The problem:
Count every line in the entries that contains "text". Report that count alone.

Dataset items:
··········
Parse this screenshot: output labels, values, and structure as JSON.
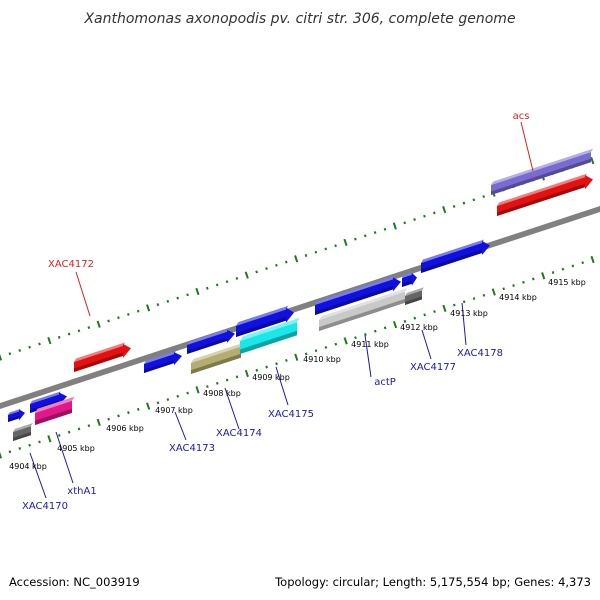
{
  "title": "Xanthomonas axonopodis pv. citri str. 306, complete genome",
  "footer": {
    "accession": "Accession: NC_003919",
    "summary": "Topology: circular; Length: 5,175,554 bp; Genes: 4,373"
  },
  "colors": {
    "tick": "#1f7a1f",
    "backbone": "#808080",
    "label_blue": "#1a1aaa",
    "label_red": "#e01e1e",
    "connector_blue": "#1a1aaa",
    "connector_red": "#e01e1e"
  },
  "scale_labels": [
    "4904 kbp",
    "4905 kbp",
    "4906 kbp",
    "4907 kbp",
    "4908 kbp",
    "4909 kbp",
    "4910 kbp",
    "4911 kbp",
    "4912 kbp",
    "4913 kbp",
    "4914 kbp",
    "4915 kbp"
  ],
  "features": [
    {
      "color": "#1010e0",
      "style": "arrow"
    },
    {
      "color": "#1010e0",
      "style": "arrow"
    },
    {
      "color": "#666666",
      "style": "block"
    },
    {
      "color": "#e0188a",
      "style": "block"
    },
    {
      "color": "#e51010",
      "style": "arrow"
    },
    {
      "color": "#1010e0",
      "style": "arrow"
    },
    {
      "color": "#1010e0",
      "style": "arrow"
    },
    {
      "color": "#1010e0",
      "style": "arrow"
    },
    {
      "color": "#b5ad70",
      "style": "block"
    },
    {
      "color": "#19e8ea",
      "style": "block"
    },
    {
      "color": "#1010e0",
      "style": "arrow"
    },
    {
      "color": "#1010e0",
      "style": "arrow"
    },
    {
      "color": "#1010e0",
      "style": "arrow"
    },
    {
      "color": "#c9c9c9",
      "style": "block"
    },
    {
      "color": "#666666",
      "style": "block"
    },
    {
      "color": "#7a6bd2",
      "style": "block"
    },
    {
      "color": "#e51010",
      "style": "arrow"
    }
  ],
  "gene_labels": [
    {
      "text": "XAC4170",
      "color": "blue"
    },
    {
      "text": "xthA1",
      "color": "blue"
    },
    {
      "text": "XAC4172",
      "color": "red"
    },
    {
      "text": "XAC4173",
      "color": "blue"
    },
    {
      "text": "XAC4174",
      "color": "blue"
    },
    {
      "text": "XAC4175",
      "color": "blue"
    },
    {
      "text": "actP",
      "color": "blue"
    },
    {
      "text": "XAC4177",
      "color": "blue"
    },
    {
      "text": "XAC4178",
      "color": "blue"
    },
    {
      "text": "acs",
      "color": "red"
    }
  ]
}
··········
Written response:
10